• _Given request_: Identify each line below that contains the word "value", and copy it out.

• _Data shown_:
************

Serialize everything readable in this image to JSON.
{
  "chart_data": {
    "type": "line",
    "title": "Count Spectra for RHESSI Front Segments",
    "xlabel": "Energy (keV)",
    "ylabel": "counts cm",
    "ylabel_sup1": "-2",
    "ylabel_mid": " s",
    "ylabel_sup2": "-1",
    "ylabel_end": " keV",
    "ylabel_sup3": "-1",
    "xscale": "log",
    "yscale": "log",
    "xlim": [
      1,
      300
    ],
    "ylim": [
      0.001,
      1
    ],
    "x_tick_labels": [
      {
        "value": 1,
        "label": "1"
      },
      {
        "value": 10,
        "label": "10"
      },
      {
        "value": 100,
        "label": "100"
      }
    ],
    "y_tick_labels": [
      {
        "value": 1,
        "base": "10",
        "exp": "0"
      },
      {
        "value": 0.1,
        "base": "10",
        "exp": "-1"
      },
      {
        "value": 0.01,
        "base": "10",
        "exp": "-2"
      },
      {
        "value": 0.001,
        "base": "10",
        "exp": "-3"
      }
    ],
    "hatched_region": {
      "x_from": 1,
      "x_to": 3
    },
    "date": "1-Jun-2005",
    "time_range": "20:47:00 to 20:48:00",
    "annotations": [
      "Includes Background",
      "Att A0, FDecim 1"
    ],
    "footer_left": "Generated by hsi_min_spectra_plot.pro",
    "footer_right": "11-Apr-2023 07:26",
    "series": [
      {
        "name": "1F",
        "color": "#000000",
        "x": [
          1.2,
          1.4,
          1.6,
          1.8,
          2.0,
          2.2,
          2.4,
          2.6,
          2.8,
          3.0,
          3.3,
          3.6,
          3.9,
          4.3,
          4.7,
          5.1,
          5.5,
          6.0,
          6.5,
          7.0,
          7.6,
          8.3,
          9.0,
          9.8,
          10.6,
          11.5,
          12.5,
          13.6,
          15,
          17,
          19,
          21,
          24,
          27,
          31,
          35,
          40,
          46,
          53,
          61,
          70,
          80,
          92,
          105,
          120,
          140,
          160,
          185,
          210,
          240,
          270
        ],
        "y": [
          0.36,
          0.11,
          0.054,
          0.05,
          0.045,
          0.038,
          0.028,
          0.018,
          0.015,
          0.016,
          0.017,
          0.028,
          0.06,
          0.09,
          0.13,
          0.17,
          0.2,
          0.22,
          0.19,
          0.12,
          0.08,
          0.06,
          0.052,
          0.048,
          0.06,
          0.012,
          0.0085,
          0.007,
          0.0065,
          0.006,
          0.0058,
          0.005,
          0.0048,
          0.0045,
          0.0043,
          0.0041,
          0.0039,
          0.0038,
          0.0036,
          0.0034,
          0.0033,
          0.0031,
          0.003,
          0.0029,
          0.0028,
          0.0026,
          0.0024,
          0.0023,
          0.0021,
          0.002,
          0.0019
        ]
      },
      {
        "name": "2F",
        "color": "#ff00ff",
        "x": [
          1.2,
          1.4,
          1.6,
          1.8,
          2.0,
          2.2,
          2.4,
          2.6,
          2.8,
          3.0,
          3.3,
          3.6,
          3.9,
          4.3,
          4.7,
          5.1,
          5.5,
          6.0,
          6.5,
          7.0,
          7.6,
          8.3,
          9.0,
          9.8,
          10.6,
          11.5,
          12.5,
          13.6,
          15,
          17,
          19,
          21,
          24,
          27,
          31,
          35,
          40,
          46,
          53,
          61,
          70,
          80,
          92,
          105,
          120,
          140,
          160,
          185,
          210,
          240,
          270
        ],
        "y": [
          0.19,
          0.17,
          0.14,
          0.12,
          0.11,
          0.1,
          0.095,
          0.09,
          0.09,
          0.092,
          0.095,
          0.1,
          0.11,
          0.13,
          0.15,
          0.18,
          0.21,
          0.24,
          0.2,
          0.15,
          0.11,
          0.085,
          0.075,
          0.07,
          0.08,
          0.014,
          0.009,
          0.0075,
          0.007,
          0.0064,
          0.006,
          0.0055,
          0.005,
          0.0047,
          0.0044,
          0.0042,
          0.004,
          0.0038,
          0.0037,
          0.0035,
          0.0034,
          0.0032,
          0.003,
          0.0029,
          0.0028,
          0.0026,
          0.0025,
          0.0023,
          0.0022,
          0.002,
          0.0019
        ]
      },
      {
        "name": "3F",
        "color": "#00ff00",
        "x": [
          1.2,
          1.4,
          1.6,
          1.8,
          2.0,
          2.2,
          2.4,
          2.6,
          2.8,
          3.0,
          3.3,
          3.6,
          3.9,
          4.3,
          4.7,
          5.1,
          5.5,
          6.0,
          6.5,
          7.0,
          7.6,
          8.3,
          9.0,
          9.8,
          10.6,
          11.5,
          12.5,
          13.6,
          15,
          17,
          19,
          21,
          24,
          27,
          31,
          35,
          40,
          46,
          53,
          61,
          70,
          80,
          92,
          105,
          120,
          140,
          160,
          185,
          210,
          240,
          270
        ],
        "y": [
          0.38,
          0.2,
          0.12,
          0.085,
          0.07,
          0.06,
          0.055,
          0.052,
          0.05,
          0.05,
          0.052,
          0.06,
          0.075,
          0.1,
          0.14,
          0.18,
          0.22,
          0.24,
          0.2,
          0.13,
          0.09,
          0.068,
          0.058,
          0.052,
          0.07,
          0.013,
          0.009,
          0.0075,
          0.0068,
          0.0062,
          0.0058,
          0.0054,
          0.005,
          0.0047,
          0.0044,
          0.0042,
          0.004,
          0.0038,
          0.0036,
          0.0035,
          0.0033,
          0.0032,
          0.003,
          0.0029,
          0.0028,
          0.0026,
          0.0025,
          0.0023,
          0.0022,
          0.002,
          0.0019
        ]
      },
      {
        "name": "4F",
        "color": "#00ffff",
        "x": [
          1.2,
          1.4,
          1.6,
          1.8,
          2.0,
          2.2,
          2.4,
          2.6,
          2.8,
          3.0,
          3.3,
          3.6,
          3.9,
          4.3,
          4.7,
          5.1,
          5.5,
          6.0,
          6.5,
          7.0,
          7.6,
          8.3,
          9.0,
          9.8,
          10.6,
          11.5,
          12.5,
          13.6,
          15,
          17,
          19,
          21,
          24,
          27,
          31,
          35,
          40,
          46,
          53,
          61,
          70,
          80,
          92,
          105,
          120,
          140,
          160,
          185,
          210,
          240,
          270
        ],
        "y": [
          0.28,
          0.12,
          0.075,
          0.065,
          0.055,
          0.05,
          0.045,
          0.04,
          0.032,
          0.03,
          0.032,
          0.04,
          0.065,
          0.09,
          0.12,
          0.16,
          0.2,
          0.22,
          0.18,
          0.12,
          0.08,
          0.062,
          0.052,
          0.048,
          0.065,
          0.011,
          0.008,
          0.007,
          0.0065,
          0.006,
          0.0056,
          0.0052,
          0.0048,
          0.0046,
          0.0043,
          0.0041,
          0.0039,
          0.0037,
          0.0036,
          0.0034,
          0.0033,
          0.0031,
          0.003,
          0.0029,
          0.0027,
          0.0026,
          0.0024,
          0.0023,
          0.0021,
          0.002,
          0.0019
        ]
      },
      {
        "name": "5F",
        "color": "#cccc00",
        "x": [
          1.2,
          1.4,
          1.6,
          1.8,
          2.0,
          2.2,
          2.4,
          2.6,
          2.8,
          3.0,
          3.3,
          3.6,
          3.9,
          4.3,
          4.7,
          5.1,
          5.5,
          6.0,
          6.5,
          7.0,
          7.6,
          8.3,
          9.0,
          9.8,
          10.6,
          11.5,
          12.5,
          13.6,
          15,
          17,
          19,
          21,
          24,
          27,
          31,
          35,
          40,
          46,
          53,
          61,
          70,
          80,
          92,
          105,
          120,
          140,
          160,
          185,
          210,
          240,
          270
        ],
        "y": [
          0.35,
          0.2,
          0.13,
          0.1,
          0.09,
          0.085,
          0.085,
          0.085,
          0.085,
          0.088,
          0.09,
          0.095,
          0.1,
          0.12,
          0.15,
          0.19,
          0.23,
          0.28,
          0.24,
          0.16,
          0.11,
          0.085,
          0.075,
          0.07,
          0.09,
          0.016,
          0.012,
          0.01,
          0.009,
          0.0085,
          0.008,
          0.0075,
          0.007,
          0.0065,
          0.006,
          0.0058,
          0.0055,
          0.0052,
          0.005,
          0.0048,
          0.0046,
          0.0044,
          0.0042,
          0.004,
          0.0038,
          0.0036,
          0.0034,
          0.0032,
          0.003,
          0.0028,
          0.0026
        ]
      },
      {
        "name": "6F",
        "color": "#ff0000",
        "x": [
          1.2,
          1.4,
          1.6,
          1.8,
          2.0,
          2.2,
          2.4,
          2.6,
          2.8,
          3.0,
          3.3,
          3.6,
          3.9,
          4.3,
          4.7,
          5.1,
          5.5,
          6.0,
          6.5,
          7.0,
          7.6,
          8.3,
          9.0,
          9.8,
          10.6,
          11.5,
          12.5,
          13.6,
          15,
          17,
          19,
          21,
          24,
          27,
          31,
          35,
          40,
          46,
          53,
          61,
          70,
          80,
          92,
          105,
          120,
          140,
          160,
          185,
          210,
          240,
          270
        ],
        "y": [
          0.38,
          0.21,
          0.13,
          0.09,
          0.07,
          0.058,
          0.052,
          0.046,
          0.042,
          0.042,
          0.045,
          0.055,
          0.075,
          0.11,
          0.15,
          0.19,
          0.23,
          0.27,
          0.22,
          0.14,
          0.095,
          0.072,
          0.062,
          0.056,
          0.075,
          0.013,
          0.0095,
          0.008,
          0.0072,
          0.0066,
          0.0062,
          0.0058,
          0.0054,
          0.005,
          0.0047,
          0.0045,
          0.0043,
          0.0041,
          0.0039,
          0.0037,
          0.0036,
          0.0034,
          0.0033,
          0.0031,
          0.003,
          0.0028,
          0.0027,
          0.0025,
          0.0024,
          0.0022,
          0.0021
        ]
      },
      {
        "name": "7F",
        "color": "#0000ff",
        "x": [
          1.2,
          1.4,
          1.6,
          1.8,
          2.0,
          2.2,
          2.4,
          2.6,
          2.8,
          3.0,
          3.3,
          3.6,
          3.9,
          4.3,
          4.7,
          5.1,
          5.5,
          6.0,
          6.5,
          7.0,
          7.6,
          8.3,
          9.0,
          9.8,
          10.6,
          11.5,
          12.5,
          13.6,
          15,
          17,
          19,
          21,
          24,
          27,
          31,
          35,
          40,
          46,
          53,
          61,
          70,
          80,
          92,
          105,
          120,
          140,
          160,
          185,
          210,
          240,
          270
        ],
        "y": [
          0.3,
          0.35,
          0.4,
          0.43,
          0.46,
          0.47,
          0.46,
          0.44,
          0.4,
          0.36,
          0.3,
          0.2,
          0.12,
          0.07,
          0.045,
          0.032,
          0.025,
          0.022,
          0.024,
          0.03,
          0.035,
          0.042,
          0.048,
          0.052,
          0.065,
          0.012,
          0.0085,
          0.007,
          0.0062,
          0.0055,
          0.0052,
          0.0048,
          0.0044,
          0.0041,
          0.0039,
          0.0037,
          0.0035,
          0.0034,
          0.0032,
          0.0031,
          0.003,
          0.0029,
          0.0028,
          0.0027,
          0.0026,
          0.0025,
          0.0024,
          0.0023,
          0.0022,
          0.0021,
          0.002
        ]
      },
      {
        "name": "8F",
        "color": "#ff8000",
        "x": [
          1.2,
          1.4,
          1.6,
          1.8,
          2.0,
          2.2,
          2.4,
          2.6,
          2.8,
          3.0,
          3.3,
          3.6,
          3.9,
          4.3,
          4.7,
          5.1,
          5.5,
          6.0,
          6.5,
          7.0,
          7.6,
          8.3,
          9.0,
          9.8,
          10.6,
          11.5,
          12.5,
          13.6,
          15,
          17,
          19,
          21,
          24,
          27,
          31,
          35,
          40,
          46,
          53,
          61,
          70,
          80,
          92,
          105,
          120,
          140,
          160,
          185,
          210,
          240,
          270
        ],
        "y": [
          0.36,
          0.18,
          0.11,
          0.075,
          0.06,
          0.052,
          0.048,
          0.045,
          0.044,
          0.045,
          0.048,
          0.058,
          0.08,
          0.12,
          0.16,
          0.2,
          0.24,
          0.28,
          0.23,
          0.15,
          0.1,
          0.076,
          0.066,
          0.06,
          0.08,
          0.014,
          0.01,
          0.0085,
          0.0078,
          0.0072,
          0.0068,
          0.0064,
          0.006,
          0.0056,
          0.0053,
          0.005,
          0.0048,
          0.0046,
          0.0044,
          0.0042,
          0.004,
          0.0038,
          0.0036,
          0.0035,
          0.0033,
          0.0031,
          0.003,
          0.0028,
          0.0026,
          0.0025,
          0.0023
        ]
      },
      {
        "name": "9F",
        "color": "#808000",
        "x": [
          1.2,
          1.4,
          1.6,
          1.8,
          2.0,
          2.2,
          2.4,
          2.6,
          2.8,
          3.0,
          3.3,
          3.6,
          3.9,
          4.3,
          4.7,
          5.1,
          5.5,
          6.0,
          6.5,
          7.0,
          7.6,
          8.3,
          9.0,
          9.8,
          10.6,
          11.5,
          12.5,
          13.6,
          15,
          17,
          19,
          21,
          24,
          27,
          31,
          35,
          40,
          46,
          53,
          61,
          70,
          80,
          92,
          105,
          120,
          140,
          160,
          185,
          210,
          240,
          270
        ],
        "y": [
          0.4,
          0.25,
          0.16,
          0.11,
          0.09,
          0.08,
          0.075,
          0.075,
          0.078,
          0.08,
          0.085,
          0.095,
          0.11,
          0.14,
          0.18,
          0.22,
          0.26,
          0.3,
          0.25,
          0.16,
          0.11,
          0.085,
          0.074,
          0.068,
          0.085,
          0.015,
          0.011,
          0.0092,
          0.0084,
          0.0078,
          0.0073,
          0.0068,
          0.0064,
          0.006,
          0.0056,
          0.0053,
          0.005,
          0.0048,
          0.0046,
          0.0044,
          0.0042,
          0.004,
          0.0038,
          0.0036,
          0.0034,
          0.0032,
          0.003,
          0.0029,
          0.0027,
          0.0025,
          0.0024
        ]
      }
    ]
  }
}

************

• _Response below_:
        "value": 1,
        "value": 10,
        "value": 100,
        "value": 1,
        "value": 0.1,
        "value": 0.01,
        "value": 0.001,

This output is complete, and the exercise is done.